__WHAT YOU SHOULD DO__
Retype the records word for word. Skip every image.

[TASK INPUTS Boundary: Start]

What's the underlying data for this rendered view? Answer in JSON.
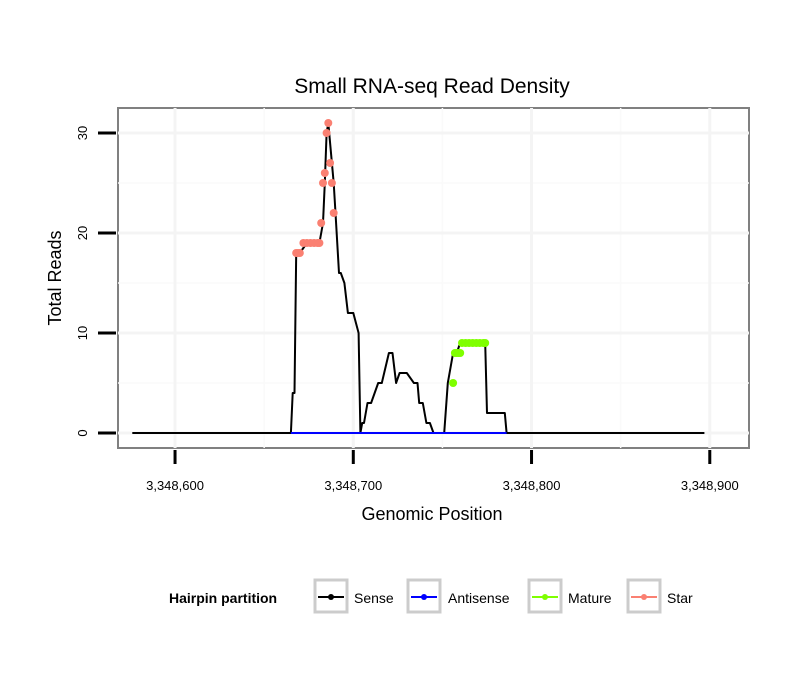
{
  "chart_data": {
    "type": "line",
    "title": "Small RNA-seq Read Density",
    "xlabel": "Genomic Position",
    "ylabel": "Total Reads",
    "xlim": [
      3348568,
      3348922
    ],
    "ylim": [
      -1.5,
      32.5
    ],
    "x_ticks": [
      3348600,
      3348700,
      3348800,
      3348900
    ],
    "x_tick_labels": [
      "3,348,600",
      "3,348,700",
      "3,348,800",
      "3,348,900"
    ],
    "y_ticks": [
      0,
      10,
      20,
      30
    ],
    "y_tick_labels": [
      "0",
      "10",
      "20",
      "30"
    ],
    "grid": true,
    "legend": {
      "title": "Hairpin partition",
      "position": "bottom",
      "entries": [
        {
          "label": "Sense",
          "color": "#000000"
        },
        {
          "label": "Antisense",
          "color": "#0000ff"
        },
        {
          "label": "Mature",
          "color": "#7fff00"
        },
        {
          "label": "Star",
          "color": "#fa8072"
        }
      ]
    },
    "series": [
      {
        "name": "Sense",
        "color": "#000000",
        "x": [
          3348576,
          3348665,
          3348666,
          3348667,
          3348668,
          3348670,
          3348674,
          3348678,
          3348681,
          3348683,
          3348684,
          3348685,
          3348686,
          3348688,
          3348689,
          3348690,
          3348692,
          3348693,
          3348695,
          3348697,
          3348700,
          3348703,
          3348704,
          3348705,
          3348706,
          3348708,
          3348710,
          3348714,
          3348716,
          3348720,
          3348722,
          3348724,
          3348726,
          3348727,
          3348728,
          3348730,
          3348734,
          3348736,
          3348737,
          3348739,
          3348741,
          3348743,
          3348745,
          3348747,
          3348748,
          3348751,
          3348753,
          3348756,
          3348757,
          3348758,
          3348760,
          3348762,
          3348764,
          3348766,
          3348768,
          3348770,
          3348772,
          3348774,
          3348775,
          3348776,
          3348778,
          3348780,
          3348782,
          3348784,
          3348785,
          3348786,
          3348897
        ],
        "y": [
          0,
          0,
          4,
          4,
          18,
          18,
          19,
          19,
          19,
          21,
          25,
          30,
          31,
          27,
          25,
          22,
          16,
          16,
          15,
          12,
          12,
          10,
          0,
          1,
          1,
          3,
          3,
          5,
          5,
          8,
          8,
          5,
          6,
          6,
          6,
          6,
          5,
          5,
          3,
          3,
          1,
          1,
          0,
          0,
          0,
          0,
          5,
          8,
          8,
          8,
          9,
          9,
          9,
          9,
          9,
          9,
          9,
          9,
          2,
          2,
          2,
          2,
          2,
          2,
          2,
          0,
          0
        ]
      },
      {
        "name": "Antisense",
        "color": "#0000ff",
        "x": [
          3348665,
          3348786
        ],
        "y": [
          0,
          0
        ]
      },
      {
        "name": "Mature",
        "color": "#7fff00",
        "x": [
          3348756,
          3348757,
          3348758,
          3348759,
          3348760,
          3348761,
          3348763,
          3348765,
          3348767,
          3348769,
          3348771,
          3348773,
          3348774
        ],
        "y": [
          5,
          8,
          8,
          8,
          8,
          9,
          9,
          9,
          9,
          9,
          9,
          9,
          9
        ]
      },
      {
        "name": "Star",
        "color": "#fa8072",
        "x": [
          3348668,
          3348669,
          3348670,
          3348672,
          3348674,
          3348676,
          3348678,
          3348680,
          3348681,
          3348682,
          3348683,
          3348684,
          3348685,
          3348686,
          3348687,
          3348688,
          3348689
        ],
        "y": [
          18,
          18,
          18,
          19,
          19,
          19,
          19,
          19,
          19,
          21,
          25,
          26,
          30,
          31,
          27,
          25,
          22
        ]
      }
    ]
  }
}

[TASK INPUTS Boundary: End]

__RESULT__
What's the underlying data for this rendered view? Answer in JSON.
{
  "chart_data": {
    "type": "line",
    "title": "Small RNA-seq Read Density",
    "xlabel": "Genomic Position",
    "ylabel": "Total Reads",
    "xlim": [
      3348568,
      3348922
    ],
    "ylim": [
      -1.5,
      32.5
    ],
    "x_ticks": [
      3348600,
      3348700,
      3348800,
      3348900
    ],
    "x_tick_labels": [
      "3,348,600",
      "3,348,700",
      "3,348,800",
      "3,348,900"
    ],
    "y_ticks": [
      0,
      10,
      20,
      30
    ],
    "y_tick_labels": [
      "0",
      "10",
      "20",
      "30"
    ],
    "grid": true,
    "legend": {
      "title": "Hairpin partition",
      "position": "bottom",
      "entries": [
        {
          "label": "Sense",
          "color": "#000000"
        },
        {
          "label": "Antisense",
          "color": "#0000ff"
        },
        {
          "label": "Mature",
          "color": "#7fff00"
        },
        {
          "label": "Star",
          "color": "#fa8072"
        }
      ]
    },
    "series": [
      {
        "name": "Sense",
        "color": "#000000",
        "x": [
          3348576,
          3348665,
          3348666,
          3348667,
          3348668,
          3348670,
          3348674,
          3348678,
          3348681,
          3348683,
          3348684,
          3348685,
          3348686,
          3348688,
          3348689,
          3348690,
          3348692,
          3348693,
          3348695,
          3348697,
          3348700,
          3348703,
          3348704,
          3348705,
          3348706,
          3348708,
          3348710,
          3348714,
          3348716,
          3348720,
          3348722,
          3348724,
          3348726,
          3348727,
          3348728,
          3348730,
          3348734,
          3348736,
          3348737,
          3348739,
          3348741,
          3348743,
          3348745,
          3348747,
          3348748,
          3348751,
          3348753,
          3348756,
          3348757,
          3348758,
          3348760,
          3348762,
          3348764,
          3348766,
          3348768,
          3348770,
          3348772,
          3348774,
          3348775,
          3348776,
          3348778,
          3348780,
          3348782,
          3348784,
          3348785,
          3348786,
          3348897
        ],
        "y": [
          0,
          0,
          4,
          4,
          18,
          18,
          19,
          19,
          19,
          21,
          25,
          30,
          31,
          27,
          25,
          22,
          16,
          16,
          15,
          12,
          12,
          10,
          0,
          1,
          1,
          3,
          3,
          5,
          5,
          8,
          8,
          5,
          6,
          6,
          6,
          6,
          5,
          5,
          3,
          3,
          1,
          1,
          0,
          0,
          0,
          0,
          5,
          8,
          8,
          8,
          9,
          9,
          9,
          9,
          9,
          9,
          9,
          9,
          2,
          2,
          2,
          2,
          2,
          2,
          2,
          0,
          0
        ]
      },
      {
        "name": "Antisense",
        "color": "#0000ff",
        "x": [
          3348665,
          3348786
        ],
        "y": [
          0,
          0
        ]
      },
      {
        "name": "Mature",
        "color": "#7fff00",
        "x": [
          3348756,
          3348757,
          3348758,
          3348759,
          3348760,
          3348761,
          3348763,
          3348765,
          3348767,
          3348769,
          3348771,
          3348773,
          3348774
        ],
        "y": [
          5,
          8,
          8,
          8,
          8,
          9,
          9,
          9,
          9,
          9,
          9,
          9,
          9
        ]
      },
      {
        "name": "Star",
        "color": "#fa8072",
        "x": [
          3348668,
          3348669,
          3348670,
          3348672,
          3348674,
          3348676,
          3348678,
          3348680,
          3348681,
          3348682,
          3348683,
          3348684,
          3348685,
          3348686,
          3348687,
          3348688,
          3348689
        ],
        "y": [
          18,
          18,
          18,
          19,
          19,
          19,
          19,
          19,
          19,
          21,
          25,
          26,
          30,
          31,
          27,
          25,
          22
        ]
      }
    ]
  }
}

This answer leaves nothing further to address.